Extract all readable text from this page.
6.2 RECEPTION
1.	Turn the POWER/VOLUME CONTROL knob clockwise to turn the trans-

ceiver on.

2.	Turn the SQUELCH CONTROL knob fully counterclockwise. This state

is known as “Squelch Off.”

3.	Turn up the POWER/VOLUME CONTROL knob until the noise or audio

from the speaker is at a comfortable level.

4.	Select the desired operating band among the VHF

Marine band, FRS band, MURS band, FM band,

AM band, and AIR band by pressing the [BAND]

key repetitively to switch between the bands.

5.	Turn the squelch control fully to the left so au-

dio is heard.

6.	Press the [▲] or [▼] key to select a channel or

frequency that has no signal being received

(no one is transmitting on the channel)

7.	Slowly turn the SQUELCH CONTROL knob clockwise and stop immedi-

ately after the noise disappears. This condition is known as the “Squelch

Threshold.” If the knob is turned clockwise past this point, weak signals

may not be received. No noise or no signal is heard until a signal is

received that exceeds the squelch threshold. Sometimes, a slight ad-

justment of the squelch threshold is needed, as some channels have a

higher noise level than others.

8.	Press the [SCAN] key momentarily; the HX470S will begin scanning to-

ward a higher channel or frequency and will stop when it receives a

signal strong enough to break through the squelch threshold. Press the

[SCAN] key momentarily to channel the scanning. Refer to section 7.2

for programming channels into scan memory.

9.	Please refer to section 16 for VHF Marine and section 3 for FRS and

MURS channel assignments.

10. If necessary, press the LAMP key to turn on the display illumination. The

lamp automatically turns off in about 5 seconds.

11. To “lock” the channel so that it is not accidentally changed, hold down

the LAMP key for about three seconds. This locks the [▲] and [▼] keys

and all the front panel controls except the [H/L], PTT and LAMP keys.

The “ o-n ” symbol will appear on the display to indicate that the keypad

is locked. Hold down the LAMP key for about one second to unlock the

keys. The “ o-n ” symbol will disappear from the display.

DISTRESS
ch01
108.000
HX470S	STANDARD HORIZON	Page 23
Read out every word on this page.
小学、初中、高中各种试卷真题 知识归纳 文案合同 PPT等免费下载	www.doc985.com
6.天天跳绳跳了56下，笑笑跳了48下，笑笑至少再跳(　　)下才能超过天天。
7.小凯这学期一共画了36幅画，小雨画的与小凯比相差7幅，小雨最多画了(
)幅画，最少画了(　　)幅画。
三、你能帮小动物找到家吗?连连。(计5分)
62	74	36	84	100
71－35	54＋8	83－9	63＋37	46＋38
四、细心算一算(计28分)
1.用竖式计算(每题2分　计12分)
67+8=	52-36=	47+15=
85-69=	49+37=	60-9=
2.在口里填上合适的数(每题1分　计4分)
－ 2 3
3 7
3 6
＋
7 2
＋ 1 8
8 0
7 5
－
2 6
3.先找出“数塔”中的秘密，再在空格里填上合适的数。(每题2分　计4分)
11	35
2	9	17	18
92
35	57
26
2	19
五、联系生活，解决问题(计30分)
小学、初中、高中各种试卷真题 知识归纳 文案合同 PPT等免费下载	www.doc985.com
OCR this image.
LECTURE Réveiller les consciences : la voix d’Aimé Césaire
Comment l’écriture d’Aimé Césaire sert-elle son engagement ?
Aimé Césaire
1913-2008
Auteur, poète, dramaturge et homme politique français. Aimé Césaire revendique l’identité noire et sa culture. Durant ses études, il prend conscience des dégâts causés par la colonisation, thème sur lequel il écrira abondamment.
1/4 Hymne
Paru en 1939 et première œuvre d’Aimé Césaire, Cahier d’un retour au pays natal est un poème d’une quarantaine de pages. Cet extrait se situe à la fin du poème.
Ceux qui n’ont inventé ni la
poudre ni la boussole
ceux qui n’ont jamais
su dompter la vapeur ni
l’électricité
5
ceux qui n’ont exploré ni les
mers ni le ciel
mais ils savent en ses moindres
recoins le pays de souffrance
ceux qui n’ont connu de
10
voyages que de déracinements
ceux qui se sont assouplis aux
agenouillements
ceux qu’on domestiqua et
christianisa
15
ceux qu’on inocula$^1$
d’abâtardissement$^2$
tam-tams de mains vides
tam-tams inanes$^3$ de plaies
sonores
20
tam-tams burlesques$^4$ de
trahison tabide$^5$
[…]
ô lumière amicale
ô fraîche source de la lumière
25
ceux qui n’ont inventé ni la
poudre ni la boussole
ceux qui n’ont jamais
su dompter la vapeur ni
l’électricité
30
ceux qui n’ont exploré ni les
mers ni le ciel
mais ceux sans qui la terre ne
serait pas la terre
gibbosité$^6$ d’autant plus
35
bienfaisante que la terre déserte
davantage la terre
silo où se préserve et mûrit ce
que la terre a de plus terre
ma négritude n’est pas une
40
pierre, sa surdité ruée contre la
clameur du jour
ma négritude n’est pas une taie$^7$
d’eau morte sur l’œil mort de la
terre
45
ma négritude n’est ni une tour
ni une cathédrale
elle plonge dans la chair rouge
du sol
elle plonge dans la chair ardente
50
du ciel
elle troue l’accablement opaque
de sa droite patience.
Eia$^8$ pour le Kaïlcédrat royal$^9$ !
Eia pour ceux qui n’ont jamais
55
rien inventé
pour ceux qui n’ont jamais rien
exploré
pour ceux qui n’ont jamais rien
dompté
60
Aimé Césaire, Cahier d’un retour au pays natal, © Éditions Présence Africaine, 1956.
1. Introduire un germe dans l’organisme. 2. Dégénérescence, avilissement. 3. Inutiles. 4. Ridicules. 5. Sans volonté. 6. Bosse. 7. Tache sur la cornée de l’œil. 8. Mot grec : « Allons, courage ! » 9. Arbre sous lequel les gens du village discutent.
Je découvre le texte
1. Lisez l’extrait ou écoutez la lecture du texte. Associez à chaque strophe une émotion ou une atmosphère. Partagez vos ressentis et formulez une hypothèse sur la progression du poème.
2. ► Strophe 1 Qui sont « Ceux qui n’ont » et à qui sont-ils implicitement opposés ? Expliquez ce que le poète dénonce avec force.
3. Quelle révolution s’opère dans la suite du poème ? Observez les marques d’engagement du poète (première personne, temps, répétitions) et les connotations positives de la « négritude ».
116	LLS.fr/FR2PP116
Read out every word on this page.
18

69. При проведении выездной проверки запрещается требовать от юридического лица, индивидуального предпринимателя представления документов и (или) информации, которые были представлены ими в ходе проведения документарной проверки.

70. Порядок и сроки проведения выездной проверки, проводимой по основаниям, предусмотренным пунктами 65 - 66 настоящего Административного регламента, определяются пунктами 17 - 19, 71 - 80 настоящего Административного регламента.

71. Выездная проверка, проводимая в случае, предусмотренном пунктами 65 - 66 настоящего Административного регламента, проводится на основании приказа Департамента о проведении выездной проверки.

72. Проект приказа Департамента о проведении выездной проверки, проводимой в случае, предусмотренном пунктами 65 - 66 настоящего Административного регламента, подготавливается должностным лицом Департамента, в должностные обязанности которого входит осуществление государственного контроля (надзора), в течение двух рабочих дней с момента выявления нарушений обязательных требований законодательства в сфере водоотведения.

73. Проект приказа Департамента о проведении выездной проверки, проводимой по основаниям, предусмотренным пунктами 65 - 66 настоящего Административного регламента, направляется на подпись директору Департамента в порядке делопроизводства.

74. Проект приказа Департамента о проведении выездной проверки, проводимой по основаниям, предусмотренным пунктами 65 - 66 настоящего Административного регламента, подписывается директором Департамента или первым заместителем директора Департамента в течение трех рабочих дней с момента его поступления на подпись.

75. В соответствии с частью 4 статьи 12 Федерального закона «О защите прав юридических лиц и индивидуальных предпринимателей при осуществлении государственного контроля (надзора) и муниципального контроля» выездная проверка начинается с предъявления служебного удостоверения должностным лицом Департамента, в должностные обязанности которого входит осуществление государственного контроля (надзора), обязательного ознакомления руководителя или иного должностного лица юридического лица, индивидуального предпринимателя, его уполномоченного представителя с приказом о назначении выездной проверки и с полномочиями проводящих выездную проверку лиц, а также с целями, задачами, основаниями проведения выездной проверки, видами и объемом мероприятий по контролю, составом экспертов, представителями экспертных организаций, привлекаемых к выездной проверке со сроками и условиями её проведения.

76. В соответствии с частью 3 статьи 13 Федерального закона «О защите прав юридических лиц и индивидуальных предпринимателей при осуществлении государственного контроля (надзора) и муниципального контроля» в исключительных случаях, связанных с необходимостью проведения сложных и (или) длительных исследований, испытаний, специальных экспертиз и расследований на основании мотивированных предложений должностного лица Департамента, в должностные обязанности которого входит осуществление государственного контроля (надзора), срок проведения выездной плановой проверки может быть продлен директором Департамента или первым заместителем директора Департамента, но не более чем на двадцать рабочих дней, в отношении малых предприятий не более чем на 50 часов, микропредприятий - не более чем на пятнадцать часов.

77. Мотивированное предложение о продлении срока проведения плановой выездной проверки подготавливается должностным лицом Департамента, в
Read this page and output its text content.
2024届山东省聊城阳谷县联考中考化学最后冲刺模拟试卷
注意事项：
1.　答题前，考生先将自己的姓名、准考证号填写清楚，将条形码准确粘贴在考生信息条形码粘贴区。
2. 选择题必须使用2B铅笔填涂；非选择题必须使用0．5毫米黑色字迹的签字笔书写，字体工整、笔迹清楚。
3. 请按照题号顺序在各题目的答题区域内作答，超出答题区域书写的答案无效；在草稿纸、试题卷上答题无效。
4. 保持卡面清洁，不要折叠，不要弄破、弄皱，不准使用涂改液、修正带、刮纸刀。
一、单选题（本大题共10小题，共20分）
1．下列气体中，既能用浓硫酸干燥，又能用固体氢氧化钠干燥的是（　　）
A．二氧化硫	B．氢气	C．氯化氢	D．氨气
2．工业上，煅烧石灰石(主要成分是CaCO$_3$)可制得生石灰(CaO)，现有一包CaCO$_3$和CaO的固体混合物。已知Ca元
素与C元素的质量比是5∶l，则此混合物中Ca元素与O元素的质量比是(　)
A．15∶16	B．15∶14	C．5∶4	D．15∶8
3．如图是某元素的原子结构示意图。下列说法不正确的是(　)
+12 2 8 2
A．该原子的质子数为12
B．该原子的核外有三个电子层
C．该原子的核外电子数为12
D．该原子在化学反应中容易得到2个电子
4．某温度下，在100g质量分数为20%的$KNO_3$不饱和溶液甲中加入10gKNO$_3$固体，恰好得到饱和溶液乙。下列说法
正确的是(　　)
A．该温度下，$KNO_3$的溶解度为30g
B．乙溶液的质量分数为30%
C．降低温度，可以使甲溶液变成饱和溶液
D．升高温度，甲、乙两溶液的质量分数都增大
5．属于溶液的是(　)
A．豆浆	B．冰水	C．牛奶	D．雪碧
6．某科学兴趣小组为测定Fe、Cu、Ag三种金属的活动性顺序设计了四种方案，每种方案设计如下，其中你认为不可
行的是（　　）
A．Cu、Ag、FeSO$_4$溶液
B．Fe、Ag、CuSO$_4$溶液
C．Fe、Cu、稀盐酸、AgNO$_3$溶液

-- -- --

Given instruction. Count the lines above that contain the word "POWER", and reply with only that number.

Written answer. 2